[Begin DATA IN THIS EXERCISE]
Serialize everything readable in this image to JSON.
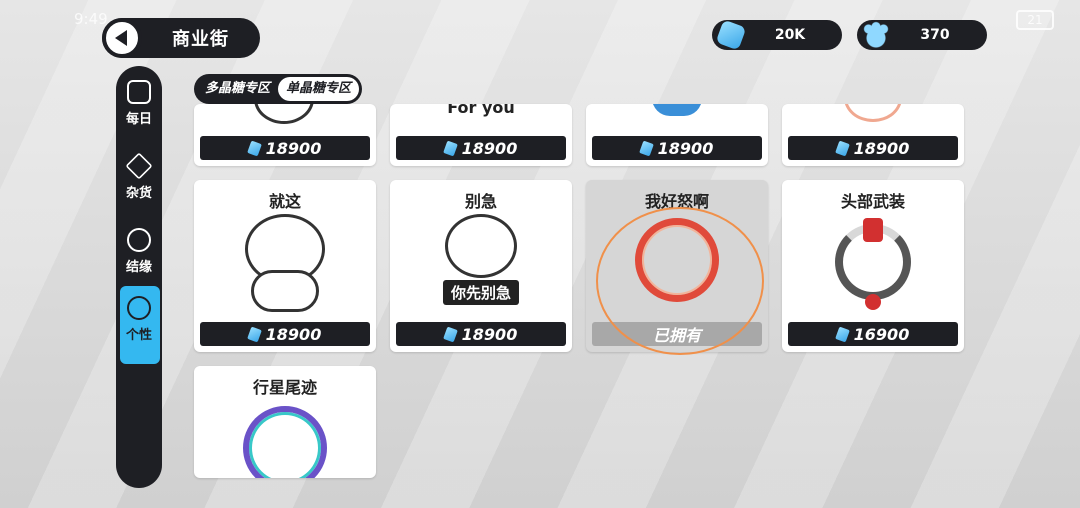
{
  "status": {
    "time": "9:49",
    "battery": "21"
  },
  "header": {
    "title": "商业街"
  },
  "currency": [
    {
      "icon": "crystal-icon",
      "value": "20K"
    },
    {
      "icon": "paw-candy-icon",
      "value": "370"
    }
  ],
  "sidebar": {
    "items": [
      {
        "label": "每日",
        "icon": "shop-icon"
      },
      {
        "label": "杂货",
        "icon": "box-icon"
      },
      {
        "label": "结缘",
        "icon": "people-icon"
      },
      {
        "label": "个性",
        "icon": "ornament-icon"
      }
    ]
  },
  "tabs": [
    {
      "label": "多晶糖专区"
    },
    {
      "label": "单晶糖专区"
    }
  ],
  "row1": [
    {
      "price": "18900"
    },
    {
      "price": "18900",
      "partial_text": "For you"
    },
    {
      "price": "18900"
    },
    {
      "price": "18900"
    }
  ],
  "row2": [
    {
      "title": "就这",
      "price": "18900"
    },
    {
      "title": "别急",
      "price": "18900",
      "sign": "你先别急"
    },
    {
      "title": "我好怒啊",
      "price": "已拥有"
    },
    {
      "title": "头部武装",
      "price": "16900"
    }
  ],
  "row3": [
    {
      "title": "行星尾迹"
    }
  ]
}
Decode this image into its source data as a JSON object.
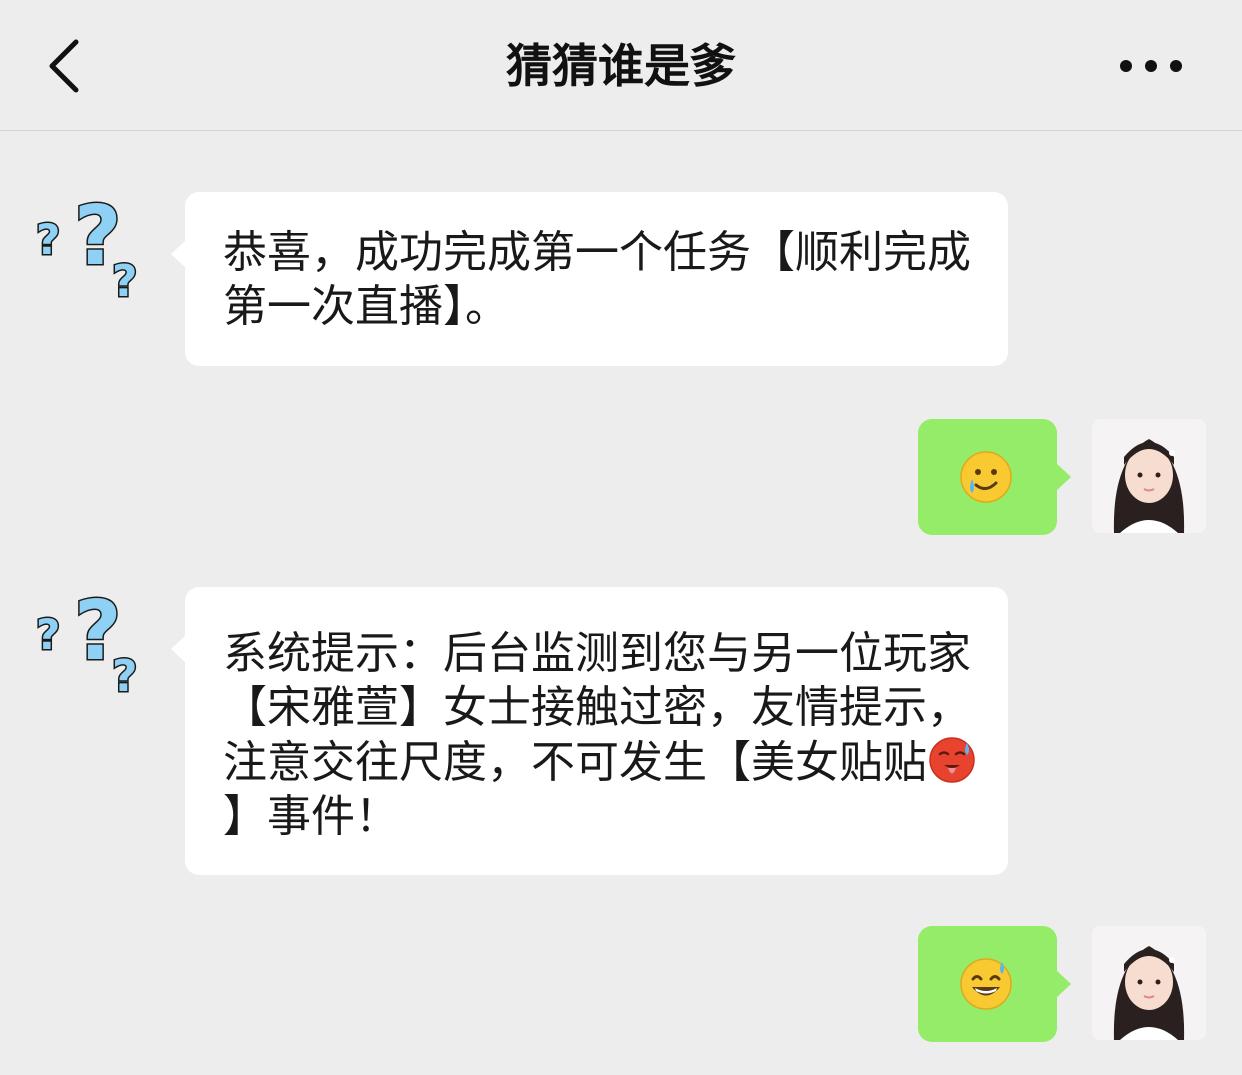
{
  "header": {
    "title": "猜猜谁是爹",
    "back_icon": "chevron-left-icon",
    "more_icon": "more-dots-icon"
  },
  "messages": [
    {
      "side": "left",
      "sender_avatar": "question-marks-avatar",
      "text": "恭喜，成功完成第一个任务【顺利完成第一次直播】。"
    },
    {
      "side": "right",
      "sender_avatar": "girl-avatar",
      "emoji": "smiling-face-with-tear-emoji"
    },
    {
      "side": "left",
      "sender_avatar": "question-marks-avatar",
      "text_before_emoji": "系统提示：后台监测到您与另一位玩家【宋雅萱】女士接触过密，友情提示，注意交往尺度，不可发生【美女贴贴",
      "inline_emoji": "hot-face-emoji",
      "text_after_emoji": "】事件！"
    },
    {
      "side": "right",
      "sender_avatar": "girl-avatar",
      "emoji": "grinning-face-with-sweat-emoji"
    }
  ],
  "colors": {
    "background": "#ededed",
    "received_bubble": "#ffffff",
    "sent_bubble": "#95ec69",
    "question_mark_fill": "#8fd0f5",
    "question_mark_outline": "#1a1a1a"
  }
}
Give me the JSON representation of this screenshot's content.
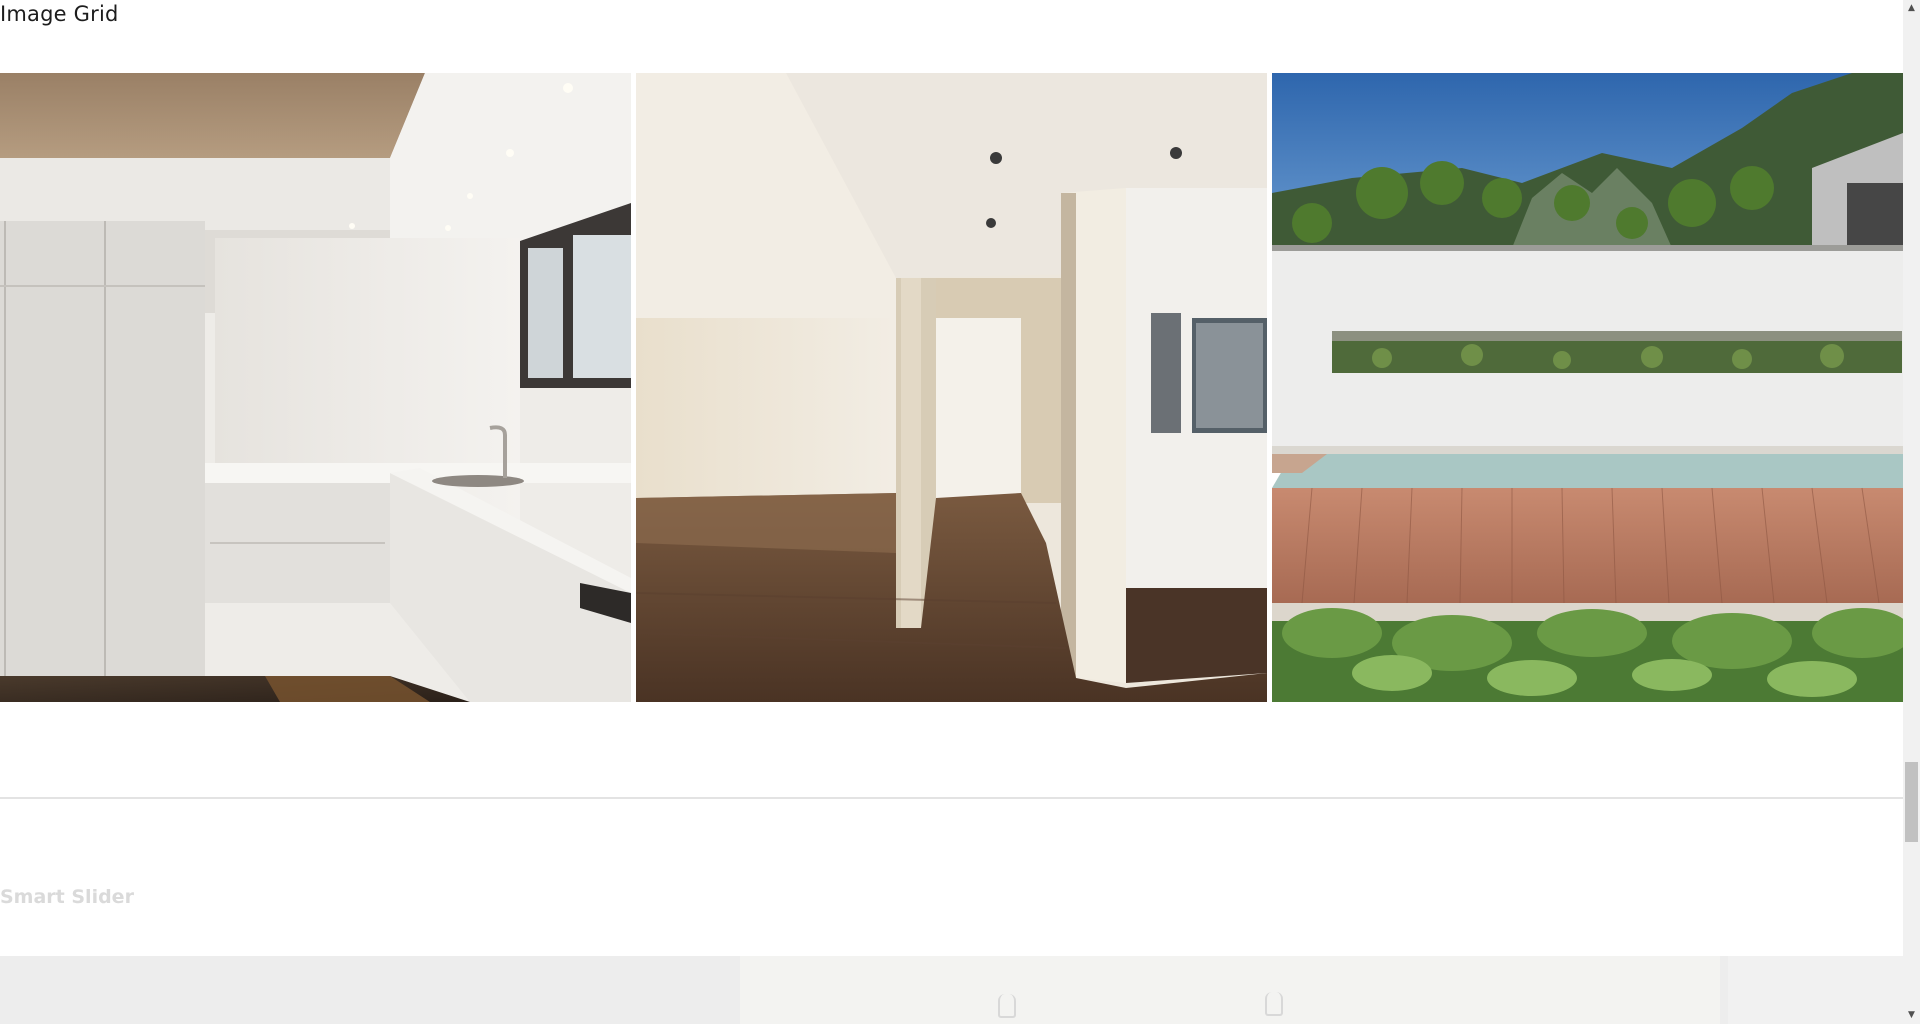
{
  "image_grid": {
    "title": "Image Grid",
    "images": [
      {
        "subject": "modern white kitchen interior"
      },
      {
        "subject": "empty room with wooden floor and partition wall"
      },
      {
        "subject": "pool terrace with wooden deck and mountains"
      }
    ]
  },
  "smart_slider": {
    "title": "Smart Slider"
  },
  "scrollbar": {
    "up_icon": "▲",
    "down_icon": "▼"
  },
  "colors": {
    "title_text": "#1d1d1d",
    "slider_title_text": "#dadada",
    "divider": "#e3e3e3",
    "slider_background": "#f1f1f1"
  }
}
[End DATA IN THIS EXERCISE]
PROBLEM REQUIREMENTS:
Scan the records above for the string "label", then select every line that holds it.

RESPONSE FOR THIS EXERCISE:
        "label": "每日",
        "label": "杂货",
        "label": "结缘",
        "label": "个性",
      "label": "多晶糖专区"
      "label": "单晶糖专区"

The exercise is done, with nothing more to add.